# [DIRECTIONS FOR THIS TASK]
Consider the data that follows and state how many lines contain the string "ylabel", using the number alone.

**** DATA TO USE

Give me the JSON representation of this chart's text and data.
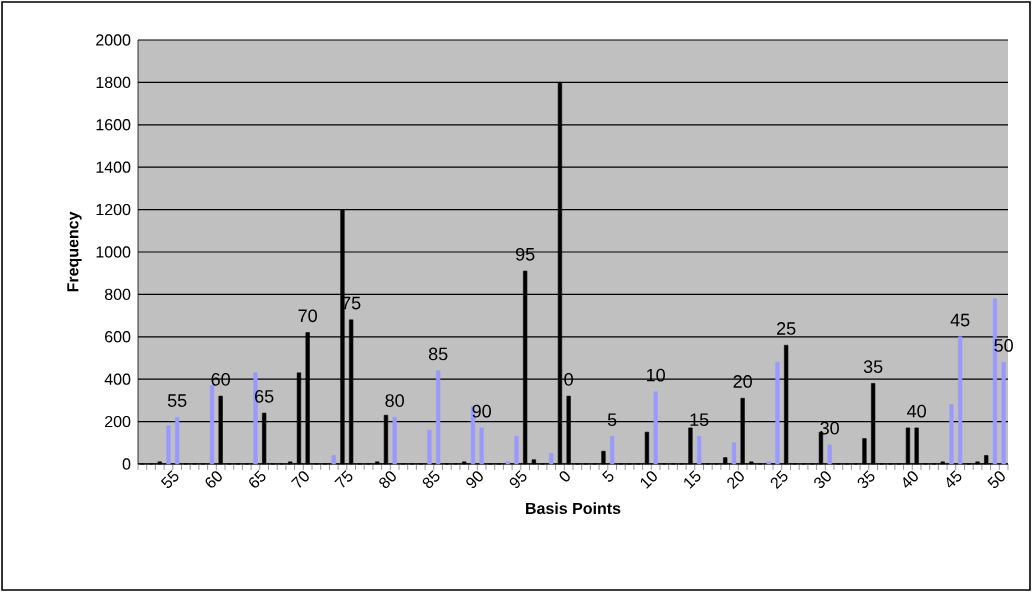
{
  "chart_data": {
    "type": "bar",
    "xlabel": "Basis Points",
    "ylabel": "Frequency",
    "categories": [
      null,
      null,
      null,
      null,
      "55",
      null,
      null,
      null,
      null,
      "60",
      null,
      null,
      null,
      null,
      "65",
      null,
      null,
      null,
      null,
      "70",
      null,
      null,
      null,
      null,
      "75",
      null,
      null,
      null,
      null,
      "80",
      null,
      null,
      null,
      null,
      "85",
      null,
      null,
      null,
      null,
      "90",
      null,
      null,
      null,
      null,
      "95",
      null,
      null,
      null,
      null,
      "0",
      null,
      null,
      null,
      null,
      "5",
      null,
      null,
      null,
      null,
      "10",
      null,
      null,
      null,
      null,
      "15",
      null,
      null,
      null,
      null,
      "20",
      null,
      null,
      null,
      null,
      "25",
      null,
      null,
      null,
      null,
      "30",
      null,
      null,
      null,
      null,
      "35",
      null,
      null,
      null,
      null,
      "40",
      null,
      null,
      null,
      null,
      "45",
      null,
      null,
      null,
      null,
      "50"
    ],
    "values": [
      0,
      0,
      10,
      180,
      220,
      0,
      0,
      0,
      370,
      320,
      0,
      0,
      0,
      430,
      240,
      0,
      0,
      10,
      430,
      620,
      0,
      0,
      40,
      1200,
      680,
      0,
      0,
      10,
      230,
      220,
      0,
      0,
      0,
      160,
      440,
      0,
      0,
      10,
      270,
      170,
      0,
      0,
      10,
      130,
      910,
      20,
      0,
      50,
      1800,
      320,
      0,
      0,
      0,
      60,
      130,
      0,
      0,
      0,
      150,
      340,
      0,
      0,
      0,
      170,
      130,
      0,
      0,
      30,
      100,
      310,
      10,
      0,
      10,
      480,
      560,
      0,
      0,
      0,
      150,
      90,
      0,
      0,
      0,
      120,
      380,
      0,
      0,
      0,
      170,
      170,
      0,
      0,
      10,
      280,
      600,
      0,
      10,
      40,
      780,
      480
    ],
    "colors": [
      "#000000",
      "#000000",
      "#000000",
      "#9999ff",
      "#9999ff",
      "#000000",
      "#000000",
      "#000000",
      "#9999ff",
      "#000000",
      "#000000",
      "#000000",
      "#000000",
      "#9999ff",
      "#000000",
      "#000000",
      "#000000",
      "#000000",
      "#000000",
      "#000000",
      "#000000",
      "#000000",
      "#9999ff",
      "#000000",
      "#000000",
      "#000000",
      "#000000",
      "#000000",
      "#000000",
      "#9999ff",
      "#000000",
      "#000000",
      "#000000",
      "#9999ff",
      "#9999ff",
      "#000000",
      "#000000",
      "#000000",
      "#9999ff",
      "#9999ff",
      "#000000",
      "#000000",
      "#9999ff",
      "#9999ff",
      "#000000",
      "#000000",
      "#000000",
      "#9999ff",
      "#000000",
      "#000000",
      "#000000",
      "#000000",
      "#000000",
      "#000000",
      "#9999ff",
      "#000000",
      "#000000",
      "#000000",
      "#000000",
      "#9999ff",
      "#000000",
      "#000000",
      "#000000",
      "#000000",
      "#9999ff",
      "#000000",
      "#000000",
      "#000000",
      "#9999ff",
      "#000000",
      "#000000",
      "#000000",
      "#9999ff",
      "#9999ff",
      "#000000",
      "#000000",
      "#000000",
      "#000000",
      "#000000",
      "#9999ff",
      "#000000",
      "#000000",
      "#000000",
      "#000000",
      "#000000",
      "#000000",
      "#000000",
      "#000000",
      "#000000",
      "#000000",
      "#000000",
      "#000000",
      "#000000",
      "#9999ff",
      "#9999ff",
      "#000000",
      "#000000",
      "#000000",
      "#9999ff",
      "#9999ff"
    ],
    "ylim": [
      0,
      2000
    ],
    "yticks": [
      0,
      200,
      400,
      600,
      800,
      1000,
      1200,
      1400,
      1600,
      1800,
      2000
    ],
    "grid": "y",
    "annotations": [
      {
        "text": "55",
        "x": "55",
        "y": 220
      },
      {
        "text": "60",
        "x": "60",
        "y": 320
      },
      {
        "text": "65",
        "x": "65",
        "y": 240
      },
      {
        "text": "70",
        "x": "70",
        "y": 620
      },
      {
        "text": "75",
        "x": "75",
        "y": 680
      },
      {
        "text": "80",
        "x": "80",
        "y": 220
      },
      {
        "text": "85",
        "x": "85",
        "y": 440
      },
      {
        "text": "90",
        "x": "90",
        "y": 170
      },
      {
        "text": "95",
        "x": "95",
        "y": 910
      },
      {
        "text": "0",
        "x": "0",
        "y": 320
      },
      {
        "text": "5",
        "x": "5",
        "y": 130
      },
      {
        "text": "10",
        "x": "10",
        "y": 340
      },
      {
        "text": "15",
        "x": "15",
        "y": 130
      },
      {
        "text": "20",
        "x": "20",
        "y": 310
      },
      {
        "text": "25",
        "x": "25",
        "y": 560
      },
      {
        "text": "30",
        "x": "30",
        "y": 90
      },
      {
        "text": "35",
        "x": "35",
        "y": 380
      },
      {
        "text": "40",
        "x": "40",
        "y": 170
      },
      {
        "text": "45",
        "x": "45",
        "y": 600
      },
      {
        "text": "50",
        "x": "50",
        "y": 480
      }
    ]
  }
}
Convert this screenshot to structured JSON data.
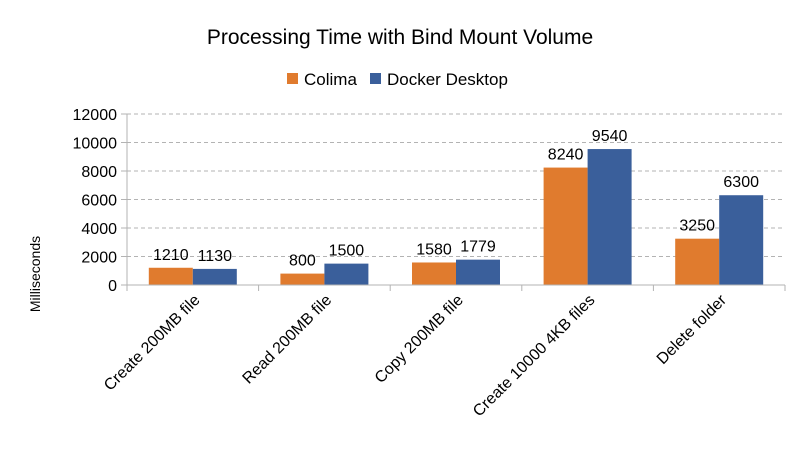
{
  "chart_data": {
    "type": "bar",
    "title": "Processing Time with Bind Mount Volume",
    "xlabel": "",
    "ylabel": "Milliseconds",
    "ylim": [
      0,
      12000
    ],
    "yticks": [
      0,
      2000,
      4000,
      6000,
      8000,
      10000,
      12000
    ],
    "grid": true,
    "legend_position": "top-center",
    "categories": [
      "Create 200MB file",
      "Read 200MB file",
      "Copy 200MB file",
      "Create 10000 4KB files",
      "Delete folder"
    ],
    "series": [
      {
        "name": "Colima",
        "color": "#e07b2e",
        "values": [
          1210,
          800,
          1580,
          8240,
          3250
        ]
      },
      {
        "name": "Docker Desktop",
        "color": "#3a5f9b",
        "values": [
          1130,
          1500,
          1779,
          9540,
          6300
        ]
      }
    ]
  }
}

********

# [FULL SOLUTION]
2